* [REQUIRED WORK]: Without the pictures, write out all the lines below exactly as they appear.

* [TASK INPUTS]:
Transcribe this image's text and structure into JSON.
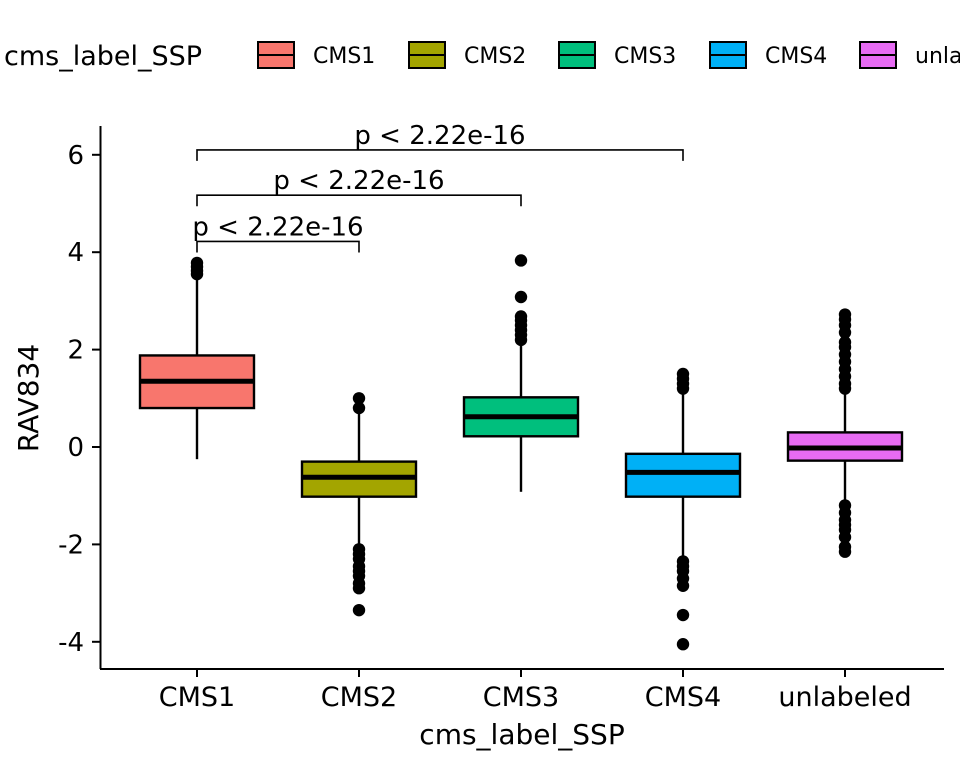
{
  "chart_data": {
    "type": "boxplot",
    "xlabel": "cms_label_SSP",
    "ylabel": "RAV834",
    "ylim": [
      -4.5,
      6.6
    ],
    "yticks": [
      -4,
      -2,
      0,
      2,
      4,
      6
    ],
    "ytick_labels": [
      "-4",
      "-2",
      "0",
      "2",
      "4",
      "6"
    ],
    "categories": [
      "CMS1",
      "CMS2",
      "CMS3",
      "CMS4",
      "unlabeled"
    ],
    "legend": {
      "title": "cms_label_SSP",
      "placement": "top",
      "entries": [
        "CMS1",
        "CMS2",
        "CMS3",
        "CMS4",
        "unla"
      ]
    },
    "grid": false,
    "series": [
      {
        "category": "CMS1",
        "color": "#F8766D",
        "q1": 0.8,
        "median": 1.35,
        "q3": 1.88,
        "whisker_low": -0.25,
        "whisker_high": 3.5,
        "outliers": [
          3.55,
          3.62,
          3.7,
          3.78
        ]
      },
      {
        "category": "CMS2",
        "color": "#A3A500",
        "q1": -1.02,
        "median": -0.62,
        "q3": -0.3,
        "whisker_low": -2.05,
        "whisker_high": 0.75,
        "outliers": [
          0.8,
          1.0,
          -2.1,
          -2.2,
          -2.3,
          -2.45,
          -2.55,
          -2.65,
          -2.8,
          -2.9,
          -3.35
        ]
      },
      {
        "category": "CMS3",
        "color": "#00BF7D",
        "q1": 0.22,
        "median": 0.62,
        "q3": 1.02,
        "whisker_low": -0.92,
        "whisker_high": 2.15,
        "outliers": [
          2.2,
          2.3,
          2.4,
          2.5,
          2.6,
          2.68,
          3.08,
          3.83
        ]
      },
      {
        "category": "CMS4",
        "color": "#00B0F6",
        "q1": -1.02,
        "median": -0.52,
        "q3": -0.14,
        "whisker_low": -2.25,
        "whisker_high": 1.15,
        "outliers": [
          1.2,
          1.3,
          1.4,
          1.5,
          -2.35,
          -2.45,
          -2.55,
          -2.7,
          -2.85,
          -3.45,
          -4.05
        ]
      },
      {
        "category": "unlabeled",
        "color": "#E76BF3",
        "q1": -0.28,
        "median": -0.02,
        "q3": 0.3,
        "whisker_low": -1.15,
        "whisker_high": 1.15,
        "outliers": [
          1.2,
          1.3,
          1.45,
          1.6,
          1.75,
          1.9,
          2.05,
          2.15,
          2.35,
          2.5,
          2.62,
          2.72,
          -1.2,
          -1.35,
          -1.5,
          -1.6,
          -1.7,
          -1.85,
          -2.05,
          -2.15
        ]
      }
    ],
    "annotations": [
      {
        "from": "CMS1",
        "to": "CMS2",
        "y": 4.22,
        "label": "p < 2.22e-16"
      },
      {
        "from": "CMS1",
        "to": "CMS3",
        "y": 5.17,
        "label": "p < 2.22e-16"
      },
      {
        "from": "CMS1",
        "to": "CMS4",
        "y": 6.1,
        "label": "p < 2.22e-16"
      }
    ]
  }
}
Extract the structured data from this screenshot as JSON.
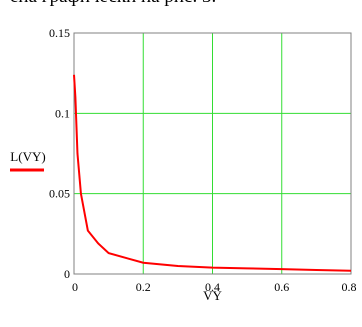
{
  "caption": "ена графически на рис. 3.",
  "chart_data": {
    "type": "line",
    "xlabel": "VY",
    "ylabel": "L(VY)",
    "xlim": [
      0,
      0.8
    ],
    "ylim": [
      0,
      0.15
    ],
    "xticks": [
      "0",
      "0.2",
      "0.4",
      "0.6",
      "0.8"
    ],
    "yticks": [
      "0",
      "0.05",
      "0.1",
      "0.15"
    ],
    "xtick_values": [
      0,
      0.2,
      0.4,
      0.6,
      0.8
    ],
    "ytick_values": [
      0,
      0.05,
      0.1,
      0.15
    ],
    "grid": true,
    "grid_color": "#33dd33",
    "series": [
      {
        "color": "#ff0000",
        "x": [
          0.0,
          0.004,
          0.01,
          0.02,
          0.04,
          0.07,
          0.1,
          0.15,
          0.2,
          0.3,
          0.4,
          0.5,
          0.6,
          0.7,
          0.8
        ],
        "y": [
          0.124,
          0.11,
          0.075,
          0.05,
          0.027,
          0.019,
          0.013,
          0.01,
          0.007,
          0.005,
          0.004,
          0.0035,
          0.003,
          0.0025,
          0.002
        ]
      }
    ]
  }
}
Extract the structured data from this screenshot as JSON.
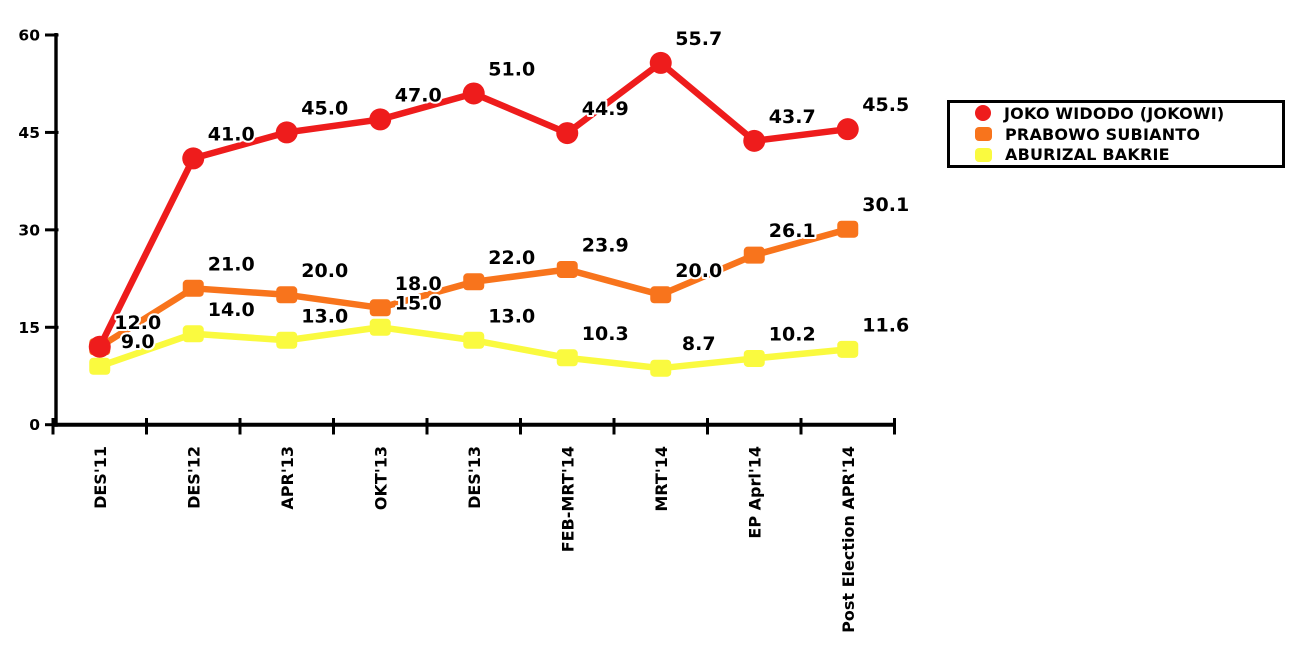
{
  "chart_data": {
    "type": "line",
    "title": "",
    "categories": [
      "DES'11",
      "DES'12",
      "APR'13",
      "OKT'13",
      "DES'13",
      "FEB-MRT'14",
      "MRT'14",
      "EP Aprl'14",
      "Post Election APR'14"
    ],
    "y_ticks": [
      "0",
      "15",
      "30",
      "45",
      "60"
    ],
    "ylim": [
      0,
      60
    ],
    "grid": false,
    "legend_position": "right",
    "series": [
      {
        "name": "JOKO WIDODO (JOKOWI)",
        "color": "#ee1c1c",
        "marker": "circle",
        "values": [
          12.0,
          41.0,
          45.0,
          47.0,
          51.0,
          44.9,
          55.7,
          43.7,
          45.5
        ],
        "labels": [
          "12.0",
          "41.0",
          "45.0",
          "47.0",
          "51.0",
          "44.9",
          "55.7",
          "43.7",
          "45.5"
        ]
      },
      {
        "name": "PRABOWO SUBIANTO",
        "color": "#f8741c",
        "marker": "square",
        "values": [
          12.0,
          21.0,
          20.0,
          18.0,
          22.0,
          23.9,
          20.0,
          26.1,
          30.1
        ],
        "labels": [
          "",
          "21.0",
          "20.0",
          "18.0",
          "22.0",
          "23.9",
          "20.0",
          "26.1",
          "30.1"
        ]
      },
      {
        "name": "ABURIZAL BAKRIE",
        "color": "#fafa3f",
        "marker": "square",
        "values": [
          9.0,
          14.0,
          13.0,
          15.0,
          13.0,
          10.3,
          8.7,
          10.2,
          11.6
        ],
        "labels": [
          "9.0",
          "14.0",
          "13.0",
          "15.0",
          "13.0",
          "10.3",
          "8.7",
          "10.2",
          "11.6"
        ]
      }
    ]
  }
}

* [PROBLEM SOLUTION]:
Transcribe this image's text and structure into JSON.
{
  "chart_data": {
    "type": "boxplot",
    "xlabel": "cms_label_SSP",
    "ylabel": "RAV834",
    "ylim": [
      -4.5,
      6.6
    ],
    "yticks": [
      -4,
      -2,
      0,
      2,
      4,
      6
    ],
    "ytick_labels": [
      "-4",
      "-2",
      "0",
      "2",
      "4",
      "6"
    ],
    "categories": [
      "CMS1",
      "CMS2",
      "CMS3",
      "CMS4",
      "unlabeled"
    ],
    "legend": {
      "title": "cms_label_SSP",
      "placement": "top",
      "entries": [
        "CMS1",
        "CMS2",
        "CMS3",
        "CMS4",
        "unla"
      ]
    },
    "grid": false,
    "series": [
      {
        "category": "CMS1",
        "color": "#F8766D",
        "q1": 0.8,
        "median": 1.35,
        "q3": 1.88,
        "whisker_low": -0.25,
        "whisker_high": 3.5,
        "outliers": [
          3.55,
          3.62,
          3.7,
          3.78
        ]
      },
      {
        "category": "CMS2",
        "color": "#A3A500",
        "q1": -1.02,
        "median": -0.62,
        "q3": -0.3,
        "whisker_low": -2.05,
        "whisker_high": 0.75,
        "outliers": [
          0.8,
          1.0,
          -2.1,
          -2.2,
          -2.3,
          -2.45,
          -2.55,
          -2.65,
          -2.8,
          -2.9,
          -3.35
        ]
      },
      {
        "category": "CMS3",
        "color": "#00BF7D",
        "q1": 0.22,
        "median": 0.62,
        "q3": 1.02,
        "whisker_low": -0.92,
        "whisker_high": 2.15,
        "outliers": [
          2.2,
          2.3,
          2.4,
          2.5,
          2.6,
          2.68,
          3.08,
          3.83
        ]
      },
      {
        "category": "CMS4",
        "color": "#00B0F6",
        "q1": -1.02,
        "median": -0.52,
        "q3": -0.14,
        "whisker_low": -2.25,
        "whisker_high": 1.15,
        "outliers": [
          1.2,
          1.3,
          1.4,
          1.5,
          -2.35,
          -2.45,
          -2.55,
          -2.7,
          -2.85,
          -3.45,
          -4.05
        ]
      },
      {
        "category": "unlabeled",
        "color": "#E76BF3",
        "q1": -0.28,
        "median": -0.02,
        "q3": 0.3,
        "whisker_low": -1.15,
        "whisker_high": 1.15,
        "outliers": [
          1.2,
          1.3,
          1.45,
          1.6,
          1.75,
          1.9,
          2.05,
          2.15,
          2.35,
          2.5,
          2.62,
          2.72,
          -1.2,
          -1.35,
          -1.5,
          -1.6,
          -1.7,
          -1.85,
          -2.05,
          -2.15
        ]
      }
    ],
    "annotations": [
      {
        "from": "CMS1",
        "to": "CMS2",
        "y": 4.22,
        "label": "p < 2.22e-16"
      },
      {
        "from": "CMS1",
        "to": "CMS3",
        "y": 5.17,
        "label": "p < 2.22e-16"
      },
      {
        "from": "CMS1",
        "to": "CMS4",
        "y": 6.1,
        "label": "p < 2.22e-16"
      }
    ]
  }
}
Extract the structured data from this screenshot as JSON.
{
  "caption": "ена графически на рис. 3.",
  "chart_data": {
    "type": "line",
    "xlabel": "VY",
    "ylabel": "L(VY)",
    "xlim": [
      0,
      0.8
    ],
    "ylim": [
      0,
      0.15
    ],
    "xticks": [
      "0",
      "0.2",
      "0.4",
      "0.6",
      "0.8"
    ],
    "yticks": [
      "0",
      "0.05",
      "0.1",
      "0.15"
    ],
    "xtick_values": [
      0,
      0.2,
      0.4,
      0.6,
      0.8
    ],
    "ytick_values": [
      0,
      0.05,
      0.1,
      0.15
    ],
    "grid": true,
    "grid_color": "#33dd33",
    "series": [
      {
        "color": "#ff0000",
        "x": [
          0.0,
          0.004,
          0.01,
          0.02,
          0.04,
          0.07,
          0.1,
          0.15,
          0.2,
          0.3,
          0.4,
          0.5,
          0.6,
          0.7,
          0.8
        ],
        "y": [
          0.124,
          0.11,
          0.075,
          0.05,
          0.027,
          0.019,
          0.013,
          0.01,
          0.007,
          0.005,
          0.004,
          0.0035,
          0.003,
          0.0025,
          0.002
        ]
      }
    ]
  }
}
Extract the structured data from this screenshot as JSON.
{
  "chart_data": {
    "type": "line",
    "title": "",
    "categories": [
      "DES'11",
      "DES'12",
      "APR'13",
      "OKT'13",
      "DES'13",
      "FEB-MRT'14",
      "MRT'14",
      "EP Aprl'14",
      "Post Election APR'14"
    ],
    "y_ticks": [
      "0",
      "15",
      "30",
      "45",
      "60"
    ],
    "ylim": [
      0,
      60
    ],
    "grid": false,
    "legend_position": "right",
    "series": [
      {
        "name": "JOKO WIDODO (JOKOWI)",
        "color": "#ee1c1c",
        "marker": "circle",
        "values": [
          12.0,
          41.0,
          45.0,
          47.0,
          51.0,
          44.9,
          55.7,
          43.7,
          45.5
        ],
        "labels": [
          "12.0",
          "41.0",
          "45.0",
          "47.0",
          "51.0",
          "44.9",
          "55.7",
          "43.7",
          "45.5"
        ]
      },
      {
        "name": "PRABOWO SUBIANTO",
        "color": "#f8741c",
        "marker": "square",
        "values": [
          12.0,
          21.0,
          20.0,
          18.0,
          22.0,
          23.9,
          20.0,
          26.1,
          30.1
        ],
        "labels": [
          "",
          "21.0",
          "20.0",
          "18.0",
          "22.0",
          "23.9",
          "20.0",
          "26.1",
          "30.1"
        ]
      },
      {
        "name": "ABURIZAL BAKRIE",
        "color": "#fafa3f",
        "marker": "square",
        "values": [
          9.0,
          14.0,
          13.0,
          15.0,
          13.0,
          10.3,
          8.7,
          10.2,
          11.6
        ],
        "labels": [
          "9.0",
          "14.0",
          "13.0",
          "15.0",
          "13.0",
          "10.3",
          "8.7",
          "10.2",
          "11.6"
        ]
      }
    ]
  }
}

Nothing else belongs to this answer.